## Begin Text

This topic describes the subquery categories supported by PolarDB-X. This topic also describes the limits on and the notes for subqueries in PolarDB-X.

Limits

Compared with the native MySQL, PolarDB-X provides the following limits on subqueries:

  • Subqueries cannot be used in HAVING clauses. The following code block provides an example on how to use subqueries in HAVING clauses:
    SELECT name, AVG( quantity )
    FROM tb1
    GROUP BY name
    HAVING AVG( quantity ) > 2* (
       SELECT AVG( quantity )
       FROM tb2
     );
  • Subqueries cannot be used in JOIN ON clauses. The following code block provides an example on how to use subqueries in JOIN ON clauses:
    SELECT * FROM tb1 p JOIN tb2 s on (p.id=s.id and p.quantity>All(select quantity from tb3))
  • PolarDB-X does not support the ROW functions in the scalar subqueries that use equal signs (=) as operators. The following code block provides an example on how to use the ROW functions:
    select * from tb1 where row(id, name) = (select id, name from tb2)        
  • Subqueries cannot be used in UPDATE SET clauses. The following code block provides an example on how to use subqueries in UPDATE SET clauses:
    UPDATE t1 SET c1 = (SELECT c2 FROM t2 WHERE t1.c1 = t2.c1) LIMIT 10

Note

In PolarDB-X, only the APPLY operator can be used to run specific subqueries. This makes queries inefficient. We recommend that you do not execute the following inefficient SQL statements:

  • SQL statements in which WHERE clauses contain OR operators and subqueries. The execution efficiency of the SQL statements is reduced based on the data in the foreign tables. The following code block provides an example on how to specify the SQL statements:
    Efficient statement: select * from tb1 where id in (select id from tb2)

## End Text

Stated goal A:
According to the page on PolarDB-X subqueries, which operator is the only one that can run specific subqueries?
The text about subqueries and the listing after it are unrelated material.

## Begin Task input

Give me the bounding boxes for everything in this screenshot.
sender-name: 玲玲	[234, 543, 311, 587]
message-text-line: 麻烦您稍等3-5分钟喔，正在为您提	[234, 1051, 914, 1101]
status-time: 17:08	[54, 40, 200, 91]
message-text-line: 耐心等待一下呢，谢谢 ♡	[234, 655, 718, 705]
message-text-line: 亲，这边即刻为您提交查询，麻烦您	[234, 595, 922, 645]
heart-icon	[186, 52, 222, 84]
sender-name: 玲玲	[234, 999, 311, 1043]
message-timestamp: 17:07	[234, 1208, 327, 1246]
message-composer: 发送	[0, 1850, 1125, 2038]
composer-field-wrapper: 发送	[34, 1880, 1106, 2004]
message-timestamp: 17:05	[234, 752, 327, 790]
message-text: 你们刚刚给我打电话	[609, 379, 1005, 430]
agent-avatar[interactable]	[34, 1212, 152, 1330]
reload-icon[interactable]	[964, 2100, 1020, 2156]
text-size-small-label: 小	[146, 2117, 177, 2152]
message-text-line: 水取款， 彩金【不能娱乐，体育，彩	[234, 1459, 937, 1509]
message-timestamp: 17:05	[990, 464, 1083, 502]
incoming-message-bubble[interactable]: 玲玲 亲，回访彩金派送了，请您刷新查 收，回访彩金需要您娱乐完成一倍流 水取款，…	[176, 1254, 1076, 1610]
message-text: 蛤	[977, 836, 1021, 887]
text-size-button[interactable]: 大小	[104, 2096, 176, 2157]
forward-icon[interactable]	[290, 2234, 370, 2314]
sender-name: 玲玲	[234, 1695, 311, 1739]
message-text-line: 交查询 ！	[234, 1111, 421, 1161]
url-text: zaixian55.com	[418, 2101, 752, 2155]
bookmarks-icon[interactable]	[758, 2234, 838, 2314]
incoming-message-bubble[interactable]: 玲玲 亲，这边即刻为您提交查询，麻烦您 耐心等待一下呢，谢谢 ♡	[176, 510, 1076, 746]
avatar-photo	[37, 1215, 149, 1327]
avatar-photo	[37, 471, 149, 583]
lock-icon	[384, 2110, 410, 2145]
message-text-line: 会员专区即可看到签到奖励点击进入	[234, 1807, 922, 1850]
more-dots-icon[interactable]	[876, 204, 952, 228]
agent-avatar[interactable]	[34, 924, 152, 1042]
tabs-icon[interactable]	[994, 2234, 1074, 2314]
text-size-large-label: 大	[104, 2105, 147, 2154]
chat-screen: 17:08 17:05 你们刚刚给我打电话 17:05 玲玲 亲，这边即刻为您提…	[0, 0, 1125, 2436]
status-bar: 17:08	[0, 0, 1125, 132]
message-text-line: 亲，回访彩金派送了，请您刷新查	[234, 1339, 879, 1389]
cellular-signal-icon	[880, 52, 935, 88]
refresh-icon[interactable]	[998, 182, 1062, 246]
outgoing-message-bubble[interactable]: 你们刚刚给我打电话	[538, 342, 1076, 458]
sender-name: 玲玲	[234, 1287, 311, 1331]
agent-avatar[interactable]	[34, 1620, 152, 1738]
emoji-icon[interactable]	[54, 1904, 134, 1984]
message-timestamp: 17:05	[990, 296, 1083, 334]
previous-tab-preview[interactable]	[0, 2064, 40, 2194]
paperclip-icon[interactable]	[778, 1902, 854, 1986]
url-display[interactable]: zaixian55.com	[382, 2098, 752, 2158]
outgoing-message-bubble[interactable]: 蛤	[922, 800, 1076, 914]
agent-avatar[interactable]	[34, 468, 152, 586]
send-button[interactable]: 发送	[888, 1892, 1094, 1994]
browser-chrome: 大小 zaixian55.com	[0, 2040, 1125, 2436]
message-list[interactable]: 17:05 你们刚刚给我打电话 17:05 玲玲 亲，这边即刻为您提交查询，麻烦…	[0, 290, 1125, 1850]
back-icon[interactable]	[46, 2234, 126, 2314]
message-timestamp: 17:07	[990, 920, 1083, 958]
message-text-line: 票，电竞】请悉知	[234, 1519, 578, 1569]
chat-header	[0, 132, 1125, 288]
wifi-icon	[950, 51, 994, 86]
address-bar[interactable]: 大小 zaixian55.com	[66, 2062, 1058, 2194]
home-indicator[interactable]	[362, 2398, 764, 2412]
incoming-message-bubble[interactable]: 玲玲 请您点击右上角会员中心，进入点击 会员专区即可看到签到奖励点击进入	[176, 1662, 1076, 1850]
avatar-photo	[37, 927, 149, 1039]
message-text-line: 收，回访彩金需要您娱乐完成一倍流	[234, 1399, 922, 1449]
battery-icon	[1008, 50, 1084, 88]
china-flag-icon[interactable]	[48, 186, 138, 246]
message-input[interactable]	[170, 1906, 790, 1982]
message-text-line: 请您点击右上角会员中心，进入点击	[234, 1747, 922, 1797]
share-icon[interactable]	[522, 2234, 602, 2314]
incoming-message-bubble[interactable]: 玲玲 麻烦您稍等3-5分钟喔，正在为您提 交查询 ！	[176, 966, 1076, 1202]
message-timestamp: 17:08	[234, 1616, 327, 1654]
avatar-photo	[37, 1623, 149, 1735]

## End Task input

Stated goal B:
Repeat the listing word for word, starting with its first line and going on through the line that contains "2096, 176, 2157]", with both of those lines included.

Correct result A:
The APPLY operator.

Correct result B:
Give me the bounding boxes for everything in this screenshot.
sender-name: 玲玲	[234, 543, 311, 587]
message-text-line: 麻烦您稍等3-5分钟喔，正在为您提	[234, 1051, 914, 1101]
status-time: 17:08	[54, 40, 200, 91]
message-text-line: 耐心等待一下呢，谢谢 ♡	[234, 655, 718, 705]
message-text-line: 亲，这边即刻为您提交查询，麻烦您	[234, 595, 922, 645]
heart-icon	[186, 52, 222, 84]
sender-name: 玲玲	[234, 999, 311, 1043]
message-timestamp: 17:07	[234, 1208, 327, 1246]
message-composer: 发送	[0, 1850, 1125, 2038]
composer-field-wrapper: 发送	[34, 1880, 1106, 2004]
message-timestamp: 17:05	[234, 752, 327, 790]
message-text: 你们刚刚给我打电话	[609, 379, 1005, 430]
agent-avatar[interactable]	[34, 1212, 152, 1330]
reload-icon[interactable]	[964, 2100, 1020, 2156]
text-size-small-label: 小	[146, 2117, 177, 2152]
message-text-line: 水取款， 彩金【不能娱乐，体育，彩	[234, 1459, 937, 1509]
message-timestamp: 17:05	[990, 464, 1083, 502]
incoming-message-bubble[interactable]: 玲玲 亲，回访彩金派送了，请您刷新查 收，回访彩金需要您娱乐完成一倍流 水取款，…	[176, 1254, 1076, 1610]
message-text: 蛤	[977, 836, 1021, 887]
text-size-button[interactable]: 大小	[104, 2096, 176, 2157]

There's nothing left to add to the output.